Collected data:
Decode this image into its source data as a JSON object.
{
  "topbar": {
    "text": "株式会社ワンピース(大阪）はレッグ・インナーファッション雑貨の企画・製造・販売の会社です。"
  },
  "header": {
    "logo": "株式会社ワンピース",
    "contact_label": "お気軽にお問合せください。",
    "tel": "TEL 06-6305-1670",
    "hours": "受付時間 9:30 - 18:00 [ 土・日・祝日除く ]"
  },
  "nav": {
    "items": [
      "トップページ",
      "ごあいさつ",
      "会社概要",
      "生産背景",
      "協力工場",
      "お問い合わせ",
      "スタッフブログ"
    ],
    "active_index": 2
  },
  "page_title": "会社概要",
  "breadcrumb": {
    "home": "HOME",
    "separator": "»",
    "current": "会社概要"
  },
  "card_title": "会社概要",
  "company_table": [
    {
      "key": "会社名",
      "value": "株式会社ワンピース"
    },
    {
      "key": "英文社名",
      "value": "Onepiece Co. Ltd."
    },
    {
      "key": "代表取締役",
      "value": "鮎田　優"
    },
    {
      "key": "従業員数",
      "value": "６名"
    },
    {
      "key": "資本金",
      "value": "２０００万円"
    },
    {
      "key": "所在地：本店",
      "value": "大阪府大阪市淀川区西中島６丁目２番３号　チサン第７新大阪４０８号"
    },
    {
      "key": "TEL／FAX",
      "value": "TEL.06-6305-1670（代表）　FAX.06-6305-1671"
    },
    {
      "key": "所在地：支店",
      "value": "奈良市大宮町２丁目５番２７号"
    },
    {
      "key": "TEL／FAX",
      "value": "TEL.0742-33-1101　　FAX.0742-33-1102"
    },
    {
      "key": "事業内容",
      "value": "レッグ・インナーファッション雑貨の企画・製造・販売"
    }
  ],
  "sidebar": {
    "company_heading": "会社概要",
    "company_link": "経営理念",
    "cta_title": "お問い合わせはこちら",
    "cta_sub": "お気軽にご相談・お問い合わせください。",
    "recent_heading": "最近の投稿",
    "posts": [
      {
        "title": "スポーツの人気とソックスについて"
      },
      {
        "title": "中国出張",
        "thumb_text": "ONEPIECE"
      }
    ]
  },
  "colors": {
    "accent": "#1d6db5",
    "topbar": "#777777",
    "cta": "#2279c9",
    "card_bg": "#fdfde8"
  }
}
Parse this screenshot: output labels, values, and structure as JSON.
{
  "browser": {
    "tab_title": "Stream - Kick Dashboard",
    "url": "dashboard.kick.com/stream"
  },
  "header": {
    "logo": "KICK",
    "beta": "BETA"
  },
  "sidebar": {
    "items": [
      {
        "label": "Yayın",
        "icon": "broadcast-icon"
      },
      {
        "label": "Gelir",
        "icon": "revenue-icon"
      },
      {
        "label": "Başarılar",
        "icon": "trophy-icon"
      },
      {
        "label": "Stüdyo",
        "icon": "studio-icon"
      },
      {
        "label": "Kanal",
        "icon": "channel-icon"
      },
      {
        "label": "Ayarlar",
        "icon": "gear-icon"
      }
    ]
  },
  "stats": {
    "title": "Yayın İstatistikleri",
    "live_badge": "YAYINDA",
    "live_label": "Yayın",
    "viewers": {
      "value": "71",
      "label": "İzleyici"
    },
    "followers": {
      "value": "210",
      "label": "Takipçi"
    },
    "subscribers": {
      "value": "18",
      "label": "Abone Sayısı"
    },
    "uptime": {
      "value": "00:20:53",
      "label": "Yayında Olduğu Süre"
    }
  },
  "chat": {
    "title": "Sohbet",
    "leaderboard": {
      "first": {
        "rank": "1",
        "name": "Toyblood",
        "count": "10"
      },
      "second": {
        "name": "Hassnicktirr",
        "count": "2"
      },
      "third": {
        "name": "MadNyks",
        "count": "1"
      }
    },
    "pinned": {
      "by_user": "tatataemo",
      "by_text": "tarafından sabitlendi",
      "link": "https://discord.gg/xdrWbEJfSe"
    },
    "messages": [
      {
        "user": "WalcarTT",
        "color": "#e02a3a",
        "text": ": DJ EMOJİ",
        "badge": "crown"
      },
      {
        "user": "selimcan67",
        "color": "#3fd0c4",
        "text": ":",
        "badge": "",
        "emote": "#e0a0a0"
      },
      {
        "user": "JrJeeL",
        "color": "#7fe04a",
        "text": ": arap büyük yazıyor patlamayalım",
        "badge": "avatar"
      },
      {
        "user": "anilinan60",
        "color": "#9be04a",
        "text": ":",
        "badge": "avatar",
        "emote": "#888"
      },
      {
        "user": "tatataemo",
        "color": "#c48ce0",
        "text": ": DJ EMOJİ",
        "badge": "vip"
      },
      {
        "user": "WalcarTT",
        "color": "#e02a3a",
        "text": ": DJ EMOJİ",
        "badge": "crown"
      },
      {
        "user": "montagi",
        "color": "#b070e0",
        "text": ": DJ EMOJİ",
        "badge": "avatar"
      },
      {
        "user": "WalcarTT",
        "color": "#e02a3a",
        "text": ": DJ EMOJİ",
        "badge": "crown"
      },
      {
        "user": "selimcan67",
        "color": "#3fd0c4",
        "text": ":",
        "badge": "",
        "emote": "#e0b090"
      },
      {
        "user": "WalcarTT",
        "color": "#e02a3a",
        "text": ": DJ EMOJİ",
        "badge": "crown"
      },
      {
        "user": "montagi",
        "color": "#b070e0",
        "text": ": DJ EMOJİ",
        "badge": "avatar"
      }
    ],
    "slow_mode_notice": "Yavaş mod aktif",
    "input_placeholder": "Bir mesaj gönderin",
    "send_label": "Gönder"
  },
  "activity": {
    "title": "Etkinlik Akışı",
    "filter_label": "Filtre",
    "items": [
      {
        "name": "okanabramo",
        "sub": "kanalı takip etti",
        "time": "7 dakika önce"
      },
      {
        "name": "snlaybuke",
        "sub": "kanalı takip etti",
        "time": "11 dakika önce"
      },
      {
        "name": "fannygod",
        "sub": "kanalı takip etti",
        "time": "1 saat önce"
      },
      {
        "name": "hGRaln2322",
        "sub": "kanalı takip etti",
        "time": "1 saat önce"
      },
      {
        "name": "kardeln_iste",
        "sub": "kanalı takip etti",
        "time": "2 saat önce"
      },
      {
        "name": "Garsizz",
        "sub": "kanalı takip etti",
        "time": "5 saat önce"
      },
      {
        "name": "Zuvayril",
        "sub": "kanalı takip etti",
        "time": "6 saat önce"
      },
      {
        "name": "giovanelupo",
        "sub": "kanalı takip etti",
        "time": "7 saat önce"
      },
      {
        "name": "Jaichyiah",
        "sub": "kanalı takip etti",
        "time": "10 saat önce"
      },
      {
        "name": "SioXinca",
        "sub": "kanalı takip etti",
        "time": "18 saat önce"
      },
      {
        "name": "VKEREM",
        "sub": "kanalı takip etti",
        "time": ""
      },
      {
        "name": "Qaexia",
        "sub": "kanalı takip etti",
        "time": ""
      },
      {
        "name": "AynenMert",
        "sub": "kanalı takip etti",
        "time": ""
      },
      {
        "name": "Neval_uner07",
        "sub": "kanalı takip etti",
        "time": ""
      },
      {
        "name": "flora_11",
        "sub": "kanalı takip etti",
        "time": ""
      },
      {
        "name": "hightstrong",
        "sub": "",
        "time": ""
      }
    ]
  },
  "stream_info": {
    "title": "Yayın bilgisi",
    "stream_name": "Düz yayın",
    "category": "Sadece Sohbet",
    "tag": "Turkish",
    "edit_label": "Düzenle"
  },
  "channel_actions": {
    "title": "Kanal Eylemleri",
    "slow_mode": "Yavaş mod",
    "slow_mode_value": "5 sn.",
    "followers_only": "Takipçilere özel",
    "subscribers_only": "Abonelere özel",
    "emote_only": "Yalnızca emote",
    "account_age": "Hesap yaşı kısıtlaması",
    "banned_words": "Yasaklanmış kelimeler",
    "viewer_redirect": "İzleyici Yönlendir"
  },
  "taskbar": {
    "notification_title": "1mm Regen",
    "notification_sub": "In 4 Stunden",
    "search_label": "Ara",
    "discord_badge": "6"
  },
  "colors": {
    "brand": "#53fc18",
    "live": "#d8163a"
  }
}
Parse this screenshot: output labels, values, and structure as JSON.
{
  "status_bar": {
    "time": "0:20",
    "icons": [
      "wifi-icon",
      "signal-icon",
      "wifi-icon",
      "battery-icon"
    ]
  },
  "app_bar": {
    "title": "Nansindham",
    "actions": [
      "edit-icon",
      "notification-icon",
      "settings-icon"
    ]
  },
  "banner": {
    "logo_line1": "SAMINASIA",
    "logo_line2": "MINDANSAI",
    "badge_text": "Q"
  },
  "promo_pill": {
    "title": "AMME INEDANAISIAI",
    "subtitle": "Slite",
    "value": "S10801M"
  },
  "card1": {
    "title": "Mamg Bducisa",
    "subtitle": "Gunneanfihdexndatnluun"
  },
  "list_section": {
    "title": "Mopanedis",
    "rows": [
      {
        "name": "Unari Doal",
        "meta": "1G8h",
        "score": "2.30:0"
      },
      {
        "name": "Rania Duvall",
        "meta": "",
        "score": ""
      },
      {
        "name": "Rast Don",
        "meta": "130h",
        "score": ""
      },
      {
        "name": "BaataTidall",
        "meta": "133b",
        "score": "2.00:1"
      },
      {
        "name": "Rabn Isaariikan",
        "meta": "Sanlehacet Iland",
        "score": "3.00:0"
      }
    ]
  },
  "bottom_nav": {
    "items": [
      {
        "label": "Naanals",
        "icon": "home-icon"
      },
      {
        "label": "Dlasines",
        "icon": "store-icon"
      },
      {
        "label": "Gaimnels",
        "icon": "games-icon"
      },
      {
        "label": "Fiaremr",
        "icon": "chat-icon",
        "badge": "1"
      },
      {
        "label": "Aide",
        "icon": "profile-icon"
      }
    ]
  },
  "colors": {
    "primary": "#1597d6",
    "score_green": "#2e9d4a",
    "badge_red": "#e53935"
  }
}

● **Prompt**:
Scan the material above for the string "İzleyici" and return the lines that hold it.

● **Final result**:
      "label": "İzleyici"
    "viewer_redirect": "İzleyici Yönlendir"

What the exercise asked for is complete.